# [Objective]
In the material below, find how many lines contain the string "left". Write only that number.

# [Entries]
+++++
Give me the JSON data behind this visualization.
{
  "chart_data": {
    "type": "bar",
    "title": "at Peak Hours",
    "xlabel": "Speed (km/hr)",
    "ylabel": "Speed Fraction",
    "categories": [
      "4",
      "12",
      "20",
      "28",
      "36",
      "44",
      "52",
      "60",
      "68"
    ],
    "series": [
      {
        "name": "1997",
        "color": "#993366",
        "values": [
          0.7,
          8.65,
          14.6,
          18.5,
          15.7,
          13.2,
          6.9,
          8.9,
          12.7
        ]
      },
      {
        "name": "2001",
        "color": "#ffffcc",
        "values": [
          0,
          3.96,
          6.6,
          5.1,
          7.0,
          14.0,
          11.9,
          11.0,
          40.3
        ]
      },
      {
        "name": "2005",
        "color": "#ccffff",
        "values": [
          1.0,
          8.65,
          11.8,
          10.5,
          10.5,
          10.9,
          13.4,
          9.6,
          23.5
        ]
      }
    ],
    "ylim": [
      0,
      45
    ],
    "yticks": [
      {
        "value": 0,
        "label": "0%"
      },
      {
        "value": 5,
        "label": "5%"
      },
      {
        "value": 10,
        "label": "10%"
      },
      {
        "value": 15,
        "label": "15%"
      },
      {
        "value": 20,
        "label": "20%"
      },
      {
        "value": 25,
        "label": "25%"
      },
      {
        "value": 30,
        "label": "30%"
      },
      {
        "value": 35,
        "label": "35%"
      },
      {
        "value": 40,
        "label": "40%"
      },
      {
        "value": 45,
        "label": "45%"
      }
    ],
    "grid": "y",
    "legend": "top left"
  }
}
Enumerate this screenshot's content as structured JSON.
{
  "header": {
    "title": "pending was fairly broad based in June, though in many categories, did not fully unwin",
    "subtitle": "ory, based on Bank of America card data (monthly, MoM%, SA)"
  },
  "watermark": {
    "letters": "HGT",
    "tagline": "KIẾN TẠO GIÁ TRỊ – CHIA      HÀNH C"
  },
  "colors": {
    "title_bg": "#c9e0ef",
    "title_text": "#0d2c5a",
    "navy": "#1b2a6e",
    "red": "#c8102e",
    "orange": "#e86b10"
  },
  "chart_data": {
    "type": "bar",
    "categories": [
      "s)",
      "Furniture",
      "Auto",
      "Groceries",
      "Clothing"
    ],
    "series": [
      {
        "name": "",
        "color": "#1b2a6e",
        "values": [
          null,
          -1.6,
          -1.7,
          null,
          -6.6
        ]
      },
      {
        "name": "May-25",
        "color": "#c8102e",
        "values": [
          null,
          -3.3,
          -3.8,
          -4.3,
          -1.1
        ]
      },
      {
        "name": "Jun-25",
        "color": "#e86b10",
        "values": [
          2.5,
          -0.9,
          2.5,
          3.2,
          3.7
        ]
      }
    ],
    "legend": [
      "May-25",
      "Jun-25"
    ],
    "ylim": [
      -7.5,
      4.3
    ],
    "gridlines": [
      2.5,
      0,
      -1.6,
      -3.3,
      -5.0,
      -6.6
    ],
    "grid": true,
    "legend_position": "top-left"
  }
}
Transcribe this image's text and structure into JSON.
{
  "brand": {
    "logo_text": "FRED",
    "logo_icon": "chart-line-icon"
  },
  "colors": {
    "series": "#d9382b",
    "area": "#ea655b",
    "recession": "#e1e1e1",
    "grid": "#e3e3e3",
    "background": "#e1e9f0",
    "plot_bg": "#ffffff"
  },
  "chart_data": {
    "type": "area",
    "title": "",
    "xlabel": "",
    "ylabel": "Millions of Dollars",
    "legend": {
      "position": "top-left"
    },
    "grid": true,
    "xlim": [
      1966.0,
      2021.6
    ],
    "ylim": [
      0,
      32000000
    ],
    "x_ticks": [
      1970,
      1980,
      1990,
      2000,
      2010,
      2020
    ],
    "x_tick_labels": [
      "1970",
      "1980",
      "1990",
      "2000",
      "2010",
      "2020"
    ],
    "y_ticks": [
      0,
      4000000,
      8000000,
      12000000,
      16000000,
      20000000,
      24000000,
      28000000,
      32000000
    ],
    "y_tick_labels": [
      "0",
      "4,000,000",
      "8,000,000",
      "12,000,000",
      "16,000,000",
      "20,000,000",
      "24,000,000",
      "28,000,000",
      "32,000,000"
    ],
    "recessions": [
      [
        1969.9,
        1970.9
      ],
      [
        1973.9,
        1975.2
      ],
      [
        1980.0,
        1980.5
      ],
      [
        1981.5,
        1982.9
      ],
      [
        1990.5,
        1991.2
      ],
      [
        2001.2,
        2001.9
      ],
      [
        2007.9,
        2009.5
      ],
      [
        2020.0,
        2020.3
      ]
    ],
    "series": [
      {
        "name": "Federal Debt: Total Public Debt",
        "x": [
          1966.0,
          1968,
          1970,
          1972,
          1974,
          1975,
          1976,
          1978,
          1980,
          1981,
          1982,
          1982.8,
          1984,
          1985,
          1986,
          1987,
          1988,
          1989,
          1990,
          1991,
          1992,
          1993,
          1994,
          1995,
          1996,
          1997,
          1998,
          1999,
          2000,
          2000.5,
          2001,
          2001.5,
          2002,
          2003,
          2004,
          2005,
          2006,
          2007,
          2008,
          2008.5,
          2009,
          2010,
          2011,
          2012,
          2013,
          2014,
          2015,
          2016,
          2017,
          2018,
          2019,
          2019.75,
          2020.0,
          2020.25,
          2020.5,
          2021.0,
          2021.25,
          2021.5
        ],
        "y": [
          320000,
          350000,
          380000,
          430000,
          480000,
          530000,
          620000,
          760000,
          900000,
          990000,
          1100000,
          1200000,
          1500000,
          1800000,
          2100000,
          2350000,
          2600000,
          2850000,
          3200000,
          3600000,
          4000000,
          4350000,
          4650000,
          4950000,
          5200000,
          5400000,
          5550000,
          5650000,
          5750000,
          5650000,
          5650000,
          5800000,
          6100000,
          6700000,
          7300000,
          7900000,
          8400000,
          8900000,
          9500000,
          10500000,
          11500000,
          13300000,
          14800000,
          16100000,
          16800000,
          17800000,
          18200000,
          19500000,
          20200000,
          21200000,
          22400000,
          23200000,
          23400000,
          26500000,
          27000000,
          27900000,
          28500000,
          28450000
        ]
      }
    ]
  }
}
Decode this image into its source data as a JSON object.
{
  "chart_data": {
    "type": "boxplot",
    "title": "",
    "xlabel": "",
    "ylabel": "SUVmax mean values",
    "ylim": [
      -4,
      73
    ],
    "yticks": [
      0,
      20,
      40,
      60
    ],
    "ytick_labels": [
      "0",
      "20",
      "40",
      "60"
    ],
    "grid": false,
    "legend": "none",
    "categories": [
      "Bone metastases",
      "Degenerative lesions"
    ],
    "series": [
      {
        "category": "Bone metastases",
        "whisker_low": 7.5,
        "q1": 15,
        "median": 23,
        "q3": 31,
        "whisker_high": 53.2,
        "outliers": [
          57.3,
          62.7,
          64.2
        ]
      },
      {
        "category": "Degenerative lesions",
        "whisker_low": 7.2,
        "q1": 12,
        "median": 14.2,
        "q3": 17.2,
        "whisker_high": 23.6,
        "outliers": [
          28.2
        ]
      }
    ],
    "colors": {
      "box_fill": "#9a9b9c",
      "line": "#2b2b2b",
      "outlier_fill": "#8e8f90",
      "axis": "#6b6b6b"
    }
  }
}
+++++
# [Task result]
3